• [TASK DETAILS]: Return the listing below verbatim. Pictures do not belong in the copy.
* * * * *
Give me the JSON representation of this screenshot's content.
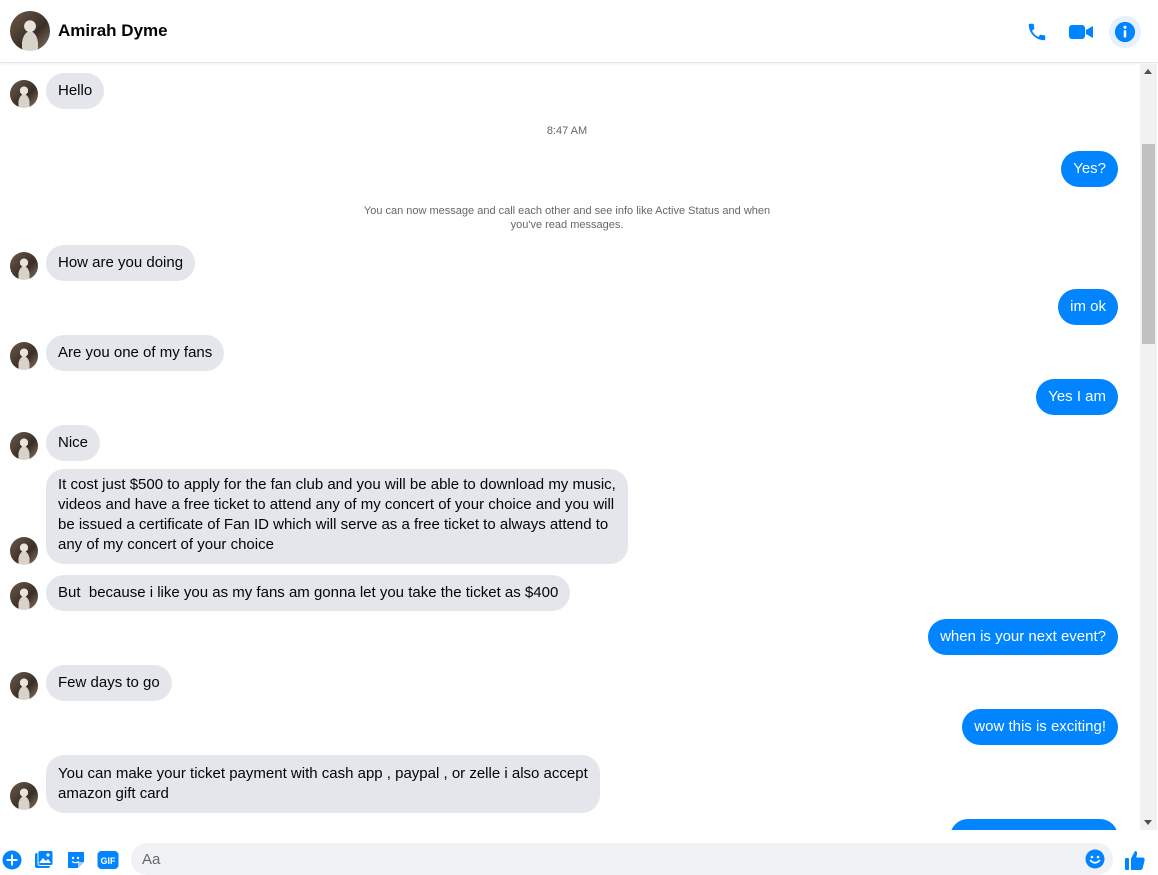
{
  "header": {
    "contact_name": "Amirah Dyme",
    "icons": {
      "call": "phone-icon",
      "video": "video-camera-icon",
      "info": "info-icon"
    }
  },
  "chat": {
    "timestamp": "8:47 AM",
    "system_note": "You can now message and call each other and see info like Active Status and when you've read messages.",
    "messages": [
      {
        "direction": "incoming",
        "text": "Hello"
      },
      {
        "direction": "outgoing",
        "text": "Yes?"
      },
      {
        "direction": "incoming",
        "text": "How are you doing"
      },
      {
        "direction": "outgoing",
        "text": "im ok"
      },
      {
        "direction": "incoming",
        "text": "Are you one of my fans"
      },
      {
        "direction": "outgoing",
        "text": "Yes I am"
      },
      {
        "direction": "incoming",
        "text": "Nice"
      },
      {
        "direction": "incoming",
        "text": "It cost just $500 to apply for the fan club and you will be able to download my music,\nvideos and have a free ticket to attend any of my concert of your choice and you will\nbe issued a certificate of Fan ID which will serve as a free ticket to always attend to\nany of my concert of your choice"
      },
      {
        "direction": "incoming",
        "text": "But  because i like you as my fans am gonna let you take the ticket as $400"
      },
      {
        "direction": "outgoing",
        "text": "when is your next event?"
      },
      {
        "direction": "incoming",
        "text": "Few days to go"
      },
      {
        "direction": "outgoing",
        "text": "wow this is exciting!"
      },
      {
        "direction": "incoming",
        "text": "You can make your ticket payment with cash app , paypal , or zelle i also accept\namazon gift card"
      }
    ]
  },
  "composer": {
    "placeholder": "Aa",
    "icons": [
      "plus-icon",
      "photo-icon",
      "sticker-icon",
      "gif-icon",
      "emoji-icon",
      "thumbs-up-icon"
    ],
    "gif_label": "GIF"
  },
  "colors": {
    "accent": "#0084ff",
    "incoming_bubble": "#e4e6eb",
    "icon_blue": "#0084ff"
  }
}
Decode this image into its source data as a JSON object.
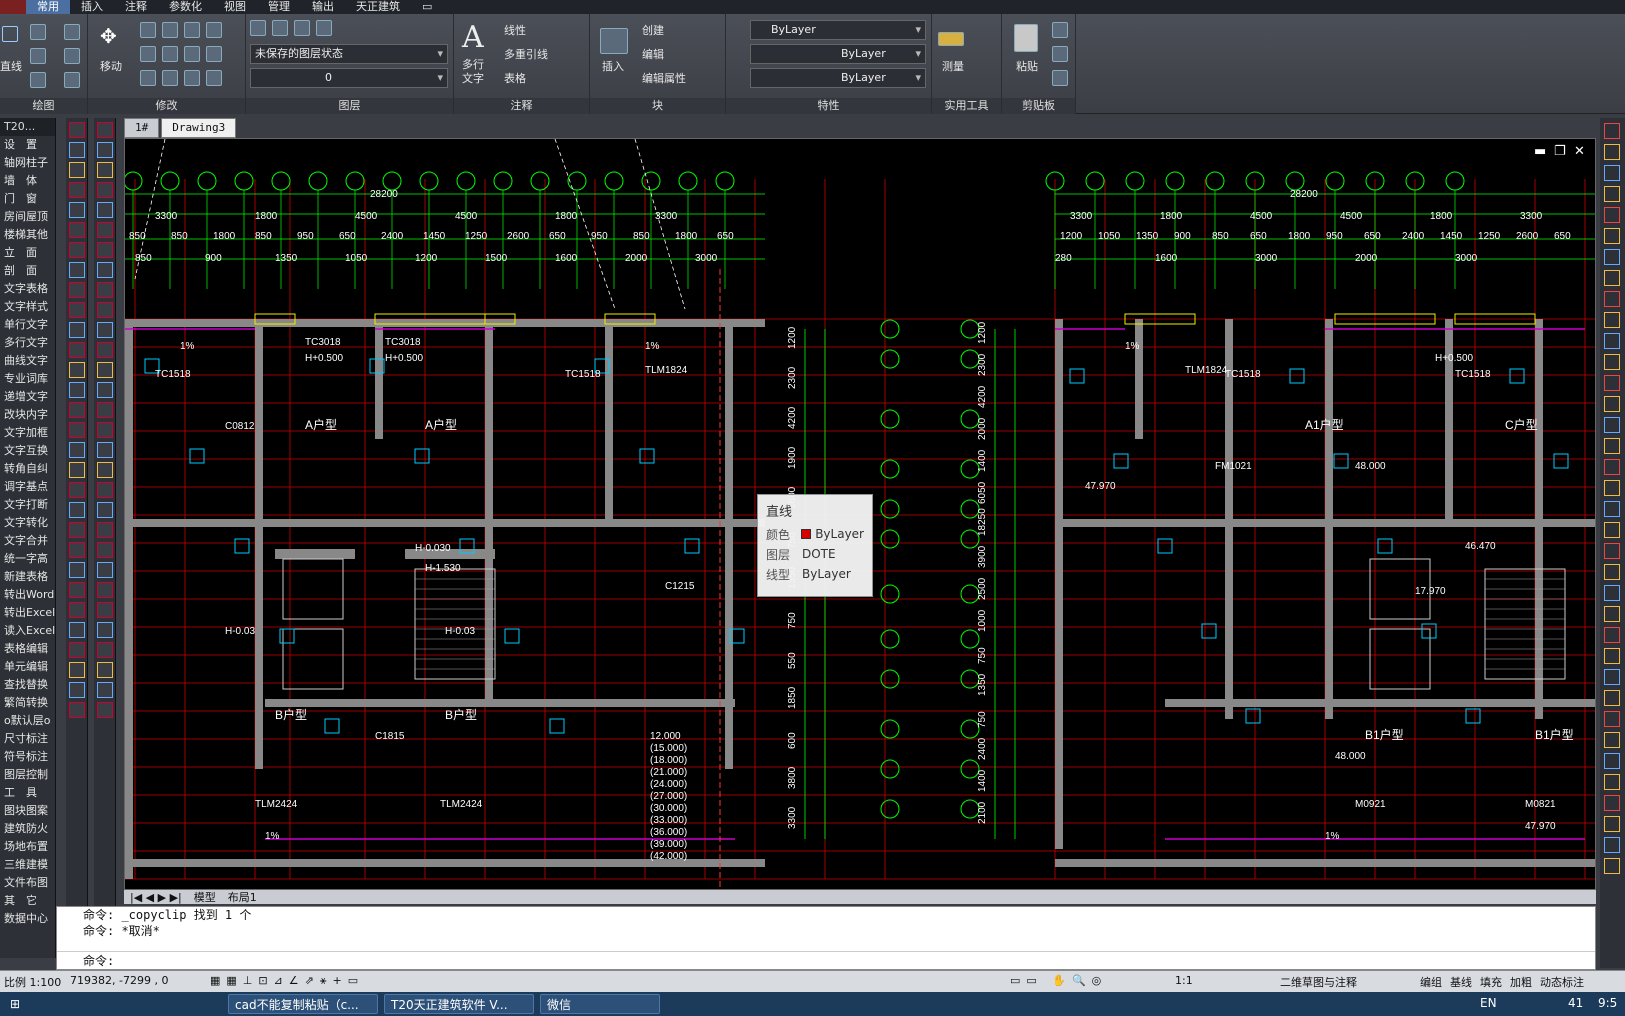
{
  "menu": {
    "tabs": [
      "常用",
      "插入",
      "注释",
      "参数化",
      "视图",
      "管理",
      "输出",
      "天正建筑"
    ]
  },
  "ribbon": {
    "panels": {
      "draw": "绘图",
      "modify": "修改",
      "layers": "图层",
      "annotation": "注释",
      "block": "块",
      "properties": "特性",
      "utilities": "实用工具",
      "clipboard": "剪贴板"
    },
    "draw_line_label": "直线",
    "move_label": "移动",
    "layer_state": "未保存的图层状态",
    "layer_current": "0",
    "multiline_text_label": "多行\n文字",
    "linear_label": "线性",
    "multileader_label": "多重引线",
    "table_label": "表格",
    "insert_label": "插入",
    "create_label": "创建",
    "edit_label": "编辑",
    "edit_attr_label": "编辑属性",
    "color_value": "ByLayer",
    "linetype_value": "ByLayer",
    "lineweight_value": "ByLayer",
    "measure_label": "测量",
    "paste_label": "粘贴"
  },
  "left_palette": {
    "header": "T20...",
    "items": [
      "设　置",
      "轴网柱子",
      "墙　体",
      "门　窗",
      "房间屋顶",
      "楼梯其他",
      "立　面",
      "剖　面",
      "文字表格",
      "文字样式",
      "单行文字",
      "多行文字",
      "曲线文字",
      "专业词库",
      "递增文字",
      "改块内字",
      "文字加框",
      "文字互换",
      "转角自纠",
      "调字基点",
      "文字打断",
      "文字转化",
      "文字合并",
      "统一字高",
      "新建表格",
      "转出Word",
      "转出Excel",
      "读入Excel",
      "表格编辑",
      "单元编辑",
      "查找替换",
      "繁简转换",
      "o默认层o",
      "尺寸标注",
      "符号标注",
      "图层控制",
      "工　具",
      "图块图案",
      "建筑防火",
      "场地布置",
      "三维建模",
      "文件布图",
      "其　它",
      "数据中心"
    ]
  },
  "document": {
    "tabs": [
      "1#",
      "Drawing3"
    ],
    "layout_tabs": [
      "模型",
      "布局1"
    ]
  },
  "tooltip": {
    "title": "直线",
    "color_key": "颜色",
    "color_val": "ByLayer",
    "layer_key": "图层",
    "layer_val": "DOTE",
    "linetype_key": "线型",
    "linetype_val": "ByLayer",
    "swatch_color": "#e00000"
  },
  "drawing": {
    "dims_top_left": [
      "28200",
      "3300",
      "1800",
      "4500",
      "4500",
      "1800",
      "3300",
      "850",
      "850",
      "1800",
      "850",
      "950",
      "650",
      "2400",
      "1450",
      "1250",
      "2600",
      "650",
      "950",
      "850",
      "1800",
      "650",
      "850",
      "900",
      "1350",
      "1050",
      "1200",
      "1500",
      "1600",
      "2000",
      "3000"
    ],
    "dims_top_right": [
      "28200",
      "3300",
      "1800",
      "4500",
      "4500",
      "1800",
      "3300",
      "1200",
      "1050",
      "1350",
      "900",
      "850",
      "650",
      "1800",
      "950",
      "650",
      "2400",
      "1450",
      "1250",
      "2600",
      "650",
      "280",
      "1600",
      "3000",
      "2000",
      "3000"
    ],
    "room_labels": [
      "A户型",
      "A户型",
      "B户型",
      "B户型",
      "A1户型",
      "C户型",
      "B1户型",
      "B1户型"
    ],
    "door_window_tags": [
      "TC3018",
      "TC3018",
      "TC1518",
      "TC1518",
      "TC1518",
      "TC1518",
      "TLM1824",
      "TLM1824",
      "TLM2424",
      "TLM2424",
      "M0921",
      "M0821",
      "C0812",
      "FM1021",
      "C1815",
      "C1215"
    ],
    "elevations": [
      "H+0.500",
      "H+0.500",
      "H-0.030",
      "H-1.530",
      "H-0.03",
      "H-0.03",
      "H+0.500",
      "48.000",
      "47.970",
      "46.470",
      "17.970",
      "48.000",
      "47.970"
    ],
    "level_list": [
      "12.000",
      "(15.000)",
      "(18.000)",
      "(21.000)",
      "(24.000)",
      "(27.000)",
      "(30.000)",
      "(33.000)",
      "(36.000)",
      "(39.000)",
      "(42.000)"
    ],
    "side_dims_left": [
      "1200",
      "2300",
      "4200",
      "1900",
      "1600",
      "750",
      "1350",
      "750",
      "550",
      "1850",
      "600",
      "3800",
      "3300"
    ],
    "side_dims_right": [
      "1200",
      "2300",
      "4200",
      "2000",
      "1400",
      "6050",
      "18250",
      "3900",
      "2500",
      "1000",
      "750",
      "1350",
      "750",
      "2400",
      "1400",
      "2100"
    ],
    "percent_labels": [
      "1%",
      "1%",
      "1%",
      "1%",
      "1%"
    ]
  },
  "command": {
    "lines": [
      "命令: _copyclip 找到 1 个",
      "命令: *取消*"
    ],
    "prompt": "命令:"
  },
  "status": {
    "scale": "比例 1:100",
    "coords": "719382, -7299 , 0",
    "annot_scale": "1:1",
    "workspace": "二维草图与注释",
    "right_buttons": [
      "编组",
      "基线",
      "填充",
      "加粗",
      "动态标注"
    ]
  },
  "taskbar": {
    "items": [
      "cad不能复制粘贴（c...",
      "T20天正建筑软件 V...",
      "微信"
    ],
    "tray": [
      "EN",
      "41",
      "9:5"
    ]
  }
}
* * * * *
• [SOLUTION FOR THIS EXERCISE]:
Give me the JSON representation of this screenshot's content.
{
  "header": {
    "contact_name": "Amirah Dyme",
    "icons": {
      "call": "phone-icon",
      "video": "video-camera-icon",
      "info": "info-icon"
    }
  },
  "chat": {
    "timestamp": "8:47 AM",
    "system_note": "You can now message and call each other and see info like Active Status and when you've read messages.",
    "messages": [
      {
        "direction": "incoming",
        "text": "Hello"
      },
      {
        "direction": "outgoing",
        "text": "Yes?"
      },
      {
        "direction": "incoming",
        "text": "How are you doing"
      },
      {
        "direction": "outgoing",
        "text": "im ok"
      },
      {
        "direction": "incoming",
        "text": "Are you one of my fans"
      },
      {
        "direction": "outgoing",
        "text": "Yes I am"
      },
      {
        "direction": "incoming",
        "text": "Nice"
      },
      {
        "direction": "incoming",
        "text": "It cost just $500 to apply for the fan club and you will be able to download my music,\nvideos and have a free ticket to attend any of my concert of your choice and you will\nbe issued a certificate of Fan ID which will serve as a free ticket to always attend to\nany of my concert of your choice"
      },
      {
        "direction": "incoming",
        "text": "But  because i like you as my fans am gonna let you take the ticket as $400"
      },
      {
        "direction": "outgoing",
        "text": "when is your next event?"
      },
      {
        "direction": "incoming",
        "text": "Few days to go"
      },
      {
        "direction": "outgoing",
        "text": "wow this is exciting!"
      },
      {
        "direction": "incoming",
        "text": "You can make your ticket payment with cash app , paypal , or zelle i also accept\namazon gift card"
      }
    ]
  },
  "composer": {
    "placeholder": "Aa",
    "icons": [
      "plus-icon",
      "photo-icon",
      "sticker-icon",
      "gif-icon",
      "emoji-icon",
      "thumbs-up-icon"
    ],
    "gif_label": "GIF"
  },
  "colors": {
    "accent": "#0084ff",
    "incoming_bubble": "#e4e6eb",
    "icon_blue": "#0084ff"
  }
}
Decode this image into its source data as a JSON object.
{
  "menu": {
    "tabs": [
      "常用",
      "插入",
      "注释",
      "参数化",
      "视图",
      "管理",
      "输出",
      "天正建筑"
    ]
  },
  "ribbon": {
    "panels": {
      "draw": "绘图",
      "modify": "修改",
      "layers": "图层",
      "annotation": "注释",
      "block": "块",
      "properties": "特性",
      "utilities": "实用工具",
      "clipboard": "剪贴板"
    },
    "draw_line_label": "直线",
    "move_label": "移动",
    "layer_state": "未保存的图层状态",
    "layer_current": "0",
    "multiline_text_label": "多行\n文字",
    "linear_label": "线性",
    "multileader_label": "多重引线",
    "table_label": "表格",
    "insert_label": "插入",
    "create_label": "创建",
    "edit_label": "编辑",
    "edit_attr_label": "编辑属性",
    "color_value": "ByLayer",
    "linetype_value": "ByLayer",
    "lineweight_value": "ByLayer",
    "measure_label": "测量",
    "paste_label": "粘贴"
  },
  "left_palette": {
    "header": "T20...",
    "items": [
      "设　置",
      "轴网柱子",
      "墙　体",
      "门　窗",
      "房间屋顶",
      "楼梯其他",
      "立　面",
      "剖　面",
      "文字表格",
      "文字样式",
      "单行文字",
      "多行文字",
      "曲线文字",
      "专业词库",
      "递增文字",
      "改块内字",
      "文字加框",
      "文字互换",
      "转角自纠",
      "调字基点",
      "文字打断",
      "文字转化",
      "文字合并",
      "统一字高",
      "新建表格",
      "转出Word",
      "转出Excel",
      "读入Excel",
      "表格编辑",
      "单元编辑",
      "查找替换",
      "繁简转换",
      "o默认层o",
      "尺寸标注",
      "符号标注",
      "图层控制",
      "工　具",
      "图块图案",
      "建筑防火",
      "场地布置",
      "三维建模",
      "文件布图",
      "其　它",
      "数据中心"
    ]
  },
  "document": {
    "tabs": [
      "1#",
      "Drawing3"
    ],
    "layout_tabs": [
      "模型",
      "布局1"
    ]
  },
  "tooltip": {
    "title": "直线",
    "color_key": "颜色",
    "color_val": "ByLayer",
    "layer_key": "图层",
    "layer_val": "DOTE",
    "linetype_key": "线型",
    "linetype_val": "ByLayer",
    "swatch_color": "#e00000"
  },
  "drawing": {
    "dims_top_left": [
      "28200",
      "3300",
      "1800",
      "4500",
      "4500",
      "1800",
      "3300",
      "850",
      "850",
      "1800",
      "850",
      "950",
      "650",
      "2400",
      "1450",
      "1250",
      "2600",
      "650",
      "950",
      "850",
      "1800",
      "650",
      "850",
      "900",
      "1350",
      "1050",
      "1200",
      "1500",
      "1600",
      "2000",
      "3000"
    ],
    "dims_top_right": [
      "28200",
      "3300",
      "1800",
      "4500",
      "4500",
      "1800",
      "3300",
      "1200",
      "1050",
      "1350",
      "900",
      "850",
      "650",
      "1800",
      "950",
      "650",
      "2400",
      "1450",
      "1250",
      "2600",
      "650",
      "280",
      "1600",
      "3000",
      "2000",
      "3000"
    ],
    "room_labels": [
      "A户型",
      "A户型",
      "B户型",
      "B户型",
      "A1户型",
      "C户型",
      "B1户型",
      "B1户型"
    ],
    "door_window_tags": [
      "TC3018",
      "TC3018",
      "TC1518",
      "TC1518",
      "TC1518",
      "TC1518",
      "TLM1824",
      "TLM1824",
      "TLM2424",
      "TLM2424",
      "M0921",
      "M0821",
      "C0812",
      "FM1021",
      "C1815",
      "C1215"
    ],
    "elevations": [
      "H+0.500",
      "H+0.500",
      "H-0.030",
      "H-1.530",
      "H-0.03",
      "H-0.03",
      "H+0.500",
      "48.000",
      "47.970",
      "46.470",
      "17.970",
      "48.000",
      "47.970"
    ],
    "level_list": [
      "12.000",
      "(15.000)",
      "(18.000)",
      "(21.000)",
      "(24.000)",
      "(27.000)",
      "(30.000)",
      "(33.000)",
      "(36.000)",
      "(39.000)",
      "(42.000)"
    ],
    "side_dims_left": [
      "1200",
      "2300",
      "4200",
      "1900",
      "1600",
      "750",
      "1350",
      "750",
      "550",
      "1850",
      "600",
      "3800",
      "3300"
    ],
    "side_dims_right": [
      "1200",
      "2300",
      "4200",
      "2000",
      "1400",
      "6050",
      "18250",
      "3900",
      "2500",
      "1000",
      "750",
      "1350",
      "750",
      "2400",
      "1400",
      "2100"
    ],
    "percent_labels": [
      "1%",
      "1%",
      "1%",
      "1%",
      "1%"
    ]
  },
  "command": {
    "lines": [
      "命令: _copyclip 找到 1 个",
      "命令: *取消*"
    ],
    "prompt": "命令:"
  },
  "status": {
    "scale": "比例 1:100",
    "coords": "719382, -7299 , 0",
    "annot_scale": "1:1",
    "workspace": "二维草图与注释",
    "right_buttons": [
      "编组",
      "基线",
      "填充",
      "加粗",
      "动态标注"
    ]
  },
  "taskbar": {
    "items": [
      "cad不能复制粘贴（c...",
      "T20天正建筑软件 V...",
      "微信"
    ],
    "tray": [
      "EN",
      "41",
      "9:5"
    ]
  }
}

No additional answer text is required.